begin DATA ENTRIES

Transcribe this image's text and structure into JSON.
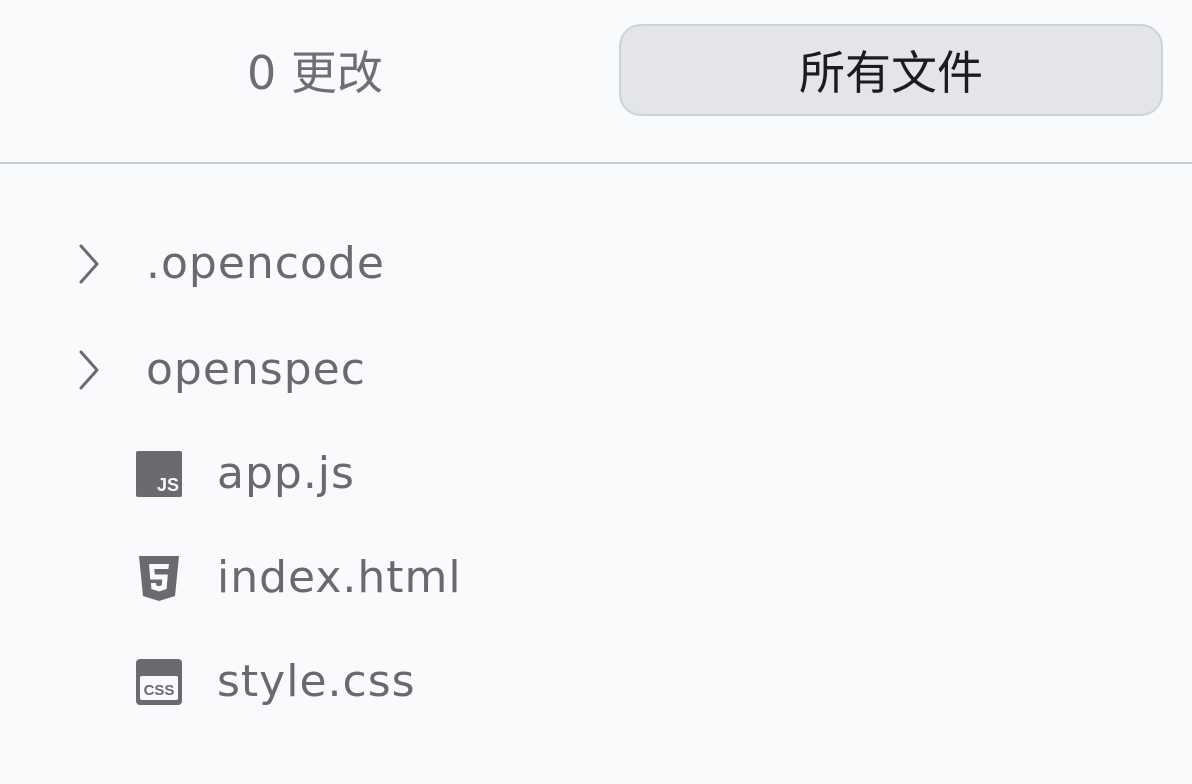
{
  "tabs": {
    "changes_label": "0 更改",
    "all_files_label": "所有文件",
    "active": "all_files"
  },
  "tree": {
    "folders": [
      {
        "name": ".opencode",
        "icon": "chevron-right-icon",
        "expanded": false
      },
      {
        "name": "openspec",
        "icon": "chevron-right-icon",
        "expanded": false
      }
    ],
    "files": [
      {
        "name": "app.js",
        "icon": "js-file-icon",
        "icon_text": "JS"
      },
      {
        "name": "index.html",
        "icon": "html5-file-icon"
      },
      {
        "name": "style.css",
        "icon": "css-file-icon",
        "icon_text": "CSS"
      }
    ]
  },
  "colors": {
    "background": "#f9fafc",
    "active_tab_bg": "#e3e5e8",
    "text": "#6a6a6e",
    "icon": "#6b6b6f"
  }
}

end DATA ENTRIES
begin DATA ENTRIES

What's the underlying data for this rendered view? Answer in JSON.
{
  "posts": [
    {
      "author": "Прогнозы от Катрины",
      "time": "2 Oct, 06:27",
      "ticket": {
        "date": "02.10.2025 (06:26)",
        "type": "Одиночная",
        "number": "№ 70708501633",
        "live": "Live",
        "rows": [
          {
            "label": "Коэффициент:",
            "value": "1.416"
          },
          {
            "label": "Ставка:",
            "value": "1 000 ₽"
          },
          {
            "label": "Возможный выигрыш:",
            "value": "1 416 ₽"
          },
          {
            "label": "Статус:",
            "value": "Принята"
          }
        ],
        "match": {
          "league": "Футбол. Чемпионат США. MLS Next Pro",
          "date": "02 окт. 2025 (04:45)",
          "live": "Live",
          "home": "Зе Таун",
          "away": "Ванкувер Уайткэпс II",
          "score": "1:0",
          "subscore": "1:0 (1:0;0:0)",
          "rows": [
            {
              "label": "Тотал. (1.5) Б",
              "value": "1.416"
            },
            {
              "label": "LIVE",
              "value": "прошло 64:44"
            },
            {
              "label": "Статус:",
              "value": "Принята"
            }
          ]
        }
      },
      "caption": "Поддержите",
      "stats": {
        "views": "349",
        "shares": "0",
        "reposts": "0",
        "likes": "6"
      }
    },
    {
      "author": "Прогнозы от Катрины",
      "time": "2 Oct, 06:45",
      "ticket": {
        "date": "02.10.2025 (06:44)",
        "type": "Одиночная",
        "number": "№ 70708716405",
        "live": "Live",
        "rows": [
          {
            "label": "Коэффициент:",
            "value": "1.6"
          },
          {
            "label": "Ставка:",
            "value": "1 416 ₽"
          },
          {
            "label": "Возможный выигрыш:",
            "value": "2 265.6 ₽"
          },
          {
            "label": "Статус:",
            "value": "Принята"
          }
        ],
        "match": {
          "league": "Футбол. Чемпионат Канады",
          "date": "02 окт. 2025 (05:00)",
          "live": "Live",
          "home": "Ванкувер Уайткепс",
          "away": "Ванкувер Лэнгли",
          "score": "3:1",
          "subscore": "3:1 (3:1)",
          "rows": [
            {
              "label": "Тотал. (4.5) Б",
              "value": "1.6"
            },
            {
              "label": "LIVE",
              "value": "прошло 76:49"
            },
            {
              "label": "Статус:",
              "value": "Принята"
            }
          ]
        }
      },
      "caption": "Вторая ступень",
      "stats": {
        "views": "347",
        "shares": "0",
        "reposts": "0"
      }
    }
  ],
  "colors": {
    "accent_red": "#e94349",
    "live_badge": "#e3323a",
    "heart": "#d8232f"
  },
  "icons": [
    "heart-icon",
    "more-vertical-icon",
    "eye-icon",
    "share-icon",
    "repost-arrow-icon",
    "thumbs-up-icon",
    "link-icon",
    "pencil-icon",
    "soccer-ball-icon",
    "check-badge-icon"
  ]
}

end DATA ENTRIES
begin DATA ENTRIES

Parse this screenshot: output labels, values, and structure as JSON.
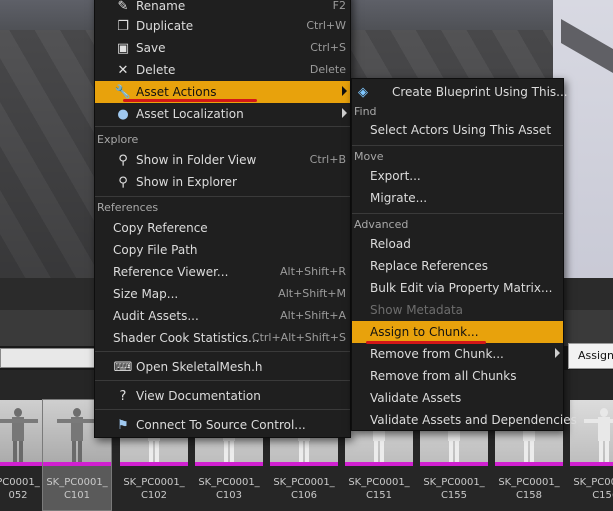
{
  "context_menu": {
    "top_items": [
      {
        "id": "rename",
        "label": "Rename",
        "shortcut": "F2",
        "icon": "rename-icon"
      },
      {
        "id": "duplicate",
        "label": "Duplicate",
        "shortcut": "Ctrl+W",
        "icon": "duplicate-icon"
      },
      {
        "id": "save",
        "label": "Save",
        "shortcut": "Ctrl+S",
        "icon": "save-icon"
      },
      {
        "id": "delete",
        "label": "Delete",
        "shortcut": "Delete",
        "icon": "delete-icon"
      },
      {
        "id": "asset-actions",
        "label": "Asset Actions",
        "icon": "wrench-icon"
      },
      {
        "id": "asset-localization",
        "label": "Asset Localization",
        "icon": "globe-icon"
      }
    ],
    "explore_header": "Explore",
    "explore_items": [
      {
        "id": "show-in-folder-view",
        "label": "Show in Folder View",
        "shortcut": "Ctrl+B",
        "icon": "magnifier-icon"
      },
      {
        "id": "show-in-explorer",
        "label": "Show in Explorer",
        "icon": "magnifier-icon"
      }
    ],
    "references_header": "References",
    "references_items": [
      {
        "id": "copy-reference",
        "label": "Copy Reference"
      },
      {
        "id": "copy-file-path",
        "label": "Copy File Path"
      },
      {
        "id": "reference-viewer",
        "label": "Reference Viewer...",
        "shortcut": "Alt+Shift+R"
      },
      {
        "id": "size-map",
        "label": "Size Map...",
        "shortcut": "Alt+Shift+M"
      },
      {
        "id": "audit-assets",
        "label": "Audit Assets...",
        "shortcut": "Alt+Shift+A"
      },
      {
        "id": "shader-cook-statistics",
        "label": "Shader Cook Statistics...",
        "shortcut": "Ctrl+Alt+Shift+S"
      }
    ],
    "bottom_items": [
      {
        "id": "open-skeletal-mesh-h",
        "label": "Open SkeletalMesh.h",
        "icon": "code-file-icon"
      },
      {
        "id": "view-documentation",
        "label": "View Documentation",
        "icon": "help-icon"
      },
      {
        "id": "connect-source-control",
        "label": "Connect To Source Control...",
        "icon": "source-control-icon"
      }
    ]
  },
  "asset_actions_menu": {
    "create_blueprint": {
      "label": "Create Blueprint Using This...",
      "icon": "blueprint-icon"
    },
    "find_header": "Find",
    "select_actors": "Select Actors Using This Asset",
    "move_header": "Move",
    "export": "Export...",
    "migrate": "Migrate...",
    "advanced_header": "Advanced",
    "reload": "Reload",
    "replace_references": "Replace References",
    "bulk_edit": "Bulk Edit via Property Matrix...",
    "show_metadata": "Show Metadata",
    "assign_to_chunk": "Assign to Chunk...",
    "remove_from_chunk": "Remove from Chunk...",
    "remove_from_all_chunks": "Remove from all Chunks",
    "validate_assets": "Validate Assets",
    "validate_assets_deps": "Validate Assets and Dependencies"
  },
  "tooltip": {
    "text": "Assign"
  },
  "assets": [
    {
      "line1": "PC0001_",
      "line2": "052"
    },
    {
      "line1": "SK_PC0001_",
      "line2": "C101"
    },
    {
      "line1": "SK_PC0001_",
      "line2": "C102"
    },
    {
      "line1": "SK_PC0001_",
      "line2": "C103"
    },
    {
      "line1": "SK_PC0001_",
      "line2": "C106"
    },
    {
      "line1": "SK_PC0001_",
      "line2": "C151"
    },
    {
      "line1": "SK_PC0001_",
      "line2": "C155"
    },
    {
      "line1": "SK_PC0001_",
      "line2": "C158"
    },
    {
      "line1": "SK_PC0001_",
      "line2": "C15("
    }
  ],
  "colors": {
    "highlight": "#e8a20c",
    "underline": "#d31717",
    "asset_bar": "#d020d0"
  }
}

end DATA ENTRIES

## WHAT TO DO
Search the entries for the word "shortcut", then gather every line that has it.

## WORKED SOLUTION
        "shortcut": "F2",
        "shortcut": "Ctrl+W",
        "shortcut": "Ctrl+S",
        "shortcut": "Delete",
        "shortcut": "Ctrl+B",
        "shortcut": "Alt+Shift+R"
        "shortcut": "Alt+Shift+M"
        "shortcut": "Alt+Shift+A"
        "shortcut": "Ctrl+Alt+Shift+S"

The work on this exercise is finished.